This project implements a machine learning model to classify SMS messages as either "spam" or "ham" (non-spam). It leverages natural language processing (NLP) techniques and the Multinomial Naive Bayes classifier for accurate classification.
The SMS spam dataset used in this project contains text messages labeled as "spam" or "ham". It was sourced from https://www.kaggle.com/datasets/uciml/sms-spam-collection-dataset.
-
Data Preprocessing: i. Text cleaning: Lowercasing, punctuation removal. ii. Tokenization and removal of stopwords. iii. Stemming using Porter stemming algorithm.
-
Feature Engineering: i. TF-IDF vectorization: Converting text data into numerical features.
-
Model Selection and Training: Utilized Multinomial Naive Bayes classifier for its suitability in text classification tasks. Trained the model on a labeled dataset.
-
Model Evaluation: Evaluated performance using metrics such as precision, recall, and F1-score. Visualized results with a confusion matrix.
-
Hyperparameter Tuning: Used GridSearchCV for optimizing model parameters like alpha for better accuracy.
-
Deployment and Usage: Saved the trained model and TF-IDF vectorizer for future predictions on new SMS messages.

### Recorded information:
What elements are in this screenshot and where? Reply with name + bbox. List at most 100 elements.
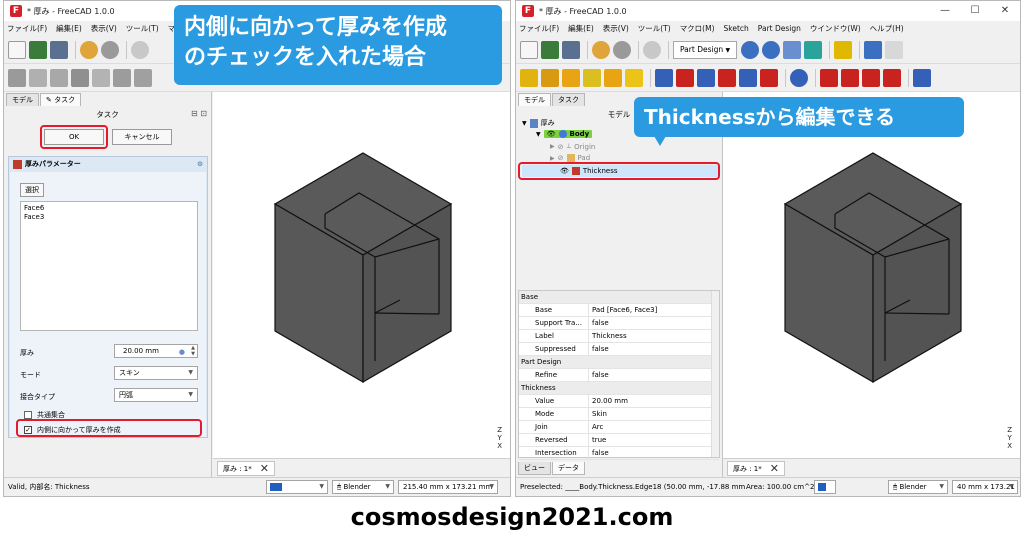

### Problem to solve:
Continue the description of the SMS spam classifier project from the point where it stops.

### Exercise output:
- Z_Rock_ML_Internship_Project_1.ipynb: Jupyter notebook containing the entire project code and detailed explanations.
- spam.csv: Dataset used for training and testing the model.
- requirements.txt: List of Python dependencies required to run the project.
- spam_detection_model.pkl: Serialized Multinomial Naive Bayes classifier trained to classify SMS messages as 'spam' or 'ham'.
- tfidf_vectorizer.pkl: Serialized TF-IDF (Term Frequency-Inverse Document Frequency) vectorizer used to transform text data into numerical features for SMS spam detection.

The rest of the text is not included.